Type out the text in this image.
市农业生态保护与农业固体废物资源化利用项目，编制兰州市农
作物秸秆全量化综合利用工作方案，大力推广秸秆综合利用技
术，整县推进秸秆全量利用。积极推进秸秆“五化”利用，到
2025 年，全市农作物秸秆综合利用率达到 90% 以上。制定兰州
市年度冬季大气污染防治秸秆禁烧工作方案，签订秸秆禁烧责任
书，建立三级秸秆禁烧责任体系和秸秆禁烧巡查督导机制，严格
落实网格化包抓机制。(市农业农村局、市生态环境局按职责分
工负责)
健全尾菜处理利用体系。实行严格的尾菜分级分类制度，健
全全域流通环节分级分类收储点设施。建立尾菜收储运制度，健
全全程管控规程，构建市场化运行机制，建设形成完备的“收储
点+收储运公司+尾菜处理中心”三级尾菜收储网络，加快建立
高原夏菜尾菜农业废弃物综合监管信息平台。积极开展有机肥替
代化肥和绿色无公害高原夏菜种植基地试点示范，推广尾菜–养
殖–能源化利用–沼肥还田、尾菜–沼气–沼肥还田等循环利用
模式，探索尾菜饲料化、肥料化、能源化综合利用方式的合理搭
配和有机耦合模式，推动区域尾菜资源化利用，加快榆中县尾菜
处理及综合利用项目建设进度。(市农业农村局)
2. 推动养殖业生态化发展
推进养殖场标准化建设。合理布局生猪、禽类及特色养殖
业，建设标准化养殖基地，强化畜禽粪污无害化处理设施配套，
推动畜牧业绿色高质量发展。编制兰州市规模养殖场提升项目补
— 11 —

————

OBJECTIVE
Restate every entry word for word.

TASK OUTPUT
Type out the text in this image.
市农业生态保护与农业固体废物资源化利用项目，编制兰州市农
作物秸秆全量化综合利用工作方案，大力推广秸秆综合利用技
术，整县推进秸秆全量利用。积极推进秸秆“五化”利用，到
2025 年，全市农作物秸秆综合利用率达到 90% 以上。制定兰州
市年度冬季大气污染防治秸秆禁烧工作方案，签订秸秆禁烧责任
书，建立三级秸秆禁烧责任体系和秸秆禁烧巡查督导机制，严格
落实网格化包抓机制。(市农业农村局、市生态环境局按职责分
工负责)
健全尾菜处理利用体系。实行严格的尾菜分级分类制度，健
全全域流通环节分级分类收储点设施。建立尾菜收储运制度，健
全全程管控规程，构建市场化运行机制，建设形成完备的“收储
点+收储运公司+尾菜处理中心”三级尾菜收储网络，加快建立
高原夏菜尾菜农业废弃物综合监管信息平台。积极开展有机肥替
代化肥和绿色无公害高原夏菜种植基地试点示范，推广尾菜–养
殖–能源化利用–沼肥还田、尾菜–沼气–沼肥还田等循环利用
模式，探索尾菜饲料化、肥料化、能源化综合利用方式的合理搭
配和有机耦合模式，推动区域尾菜资源化利用，加快榆中县尾菜
处理及综合利用项目建设进度。(市农业农村局)
2. 推动养殖业生态化发展
推进养殖场标准化建设。合理布局生猪、禽类及特色养殖
业，建设标准化养殖基地，强化畜禽粪污无害化处理设施配套，
推动畜牧业绿色高质量发展。编制兰州市规模养殖场提升项目补
— 11 —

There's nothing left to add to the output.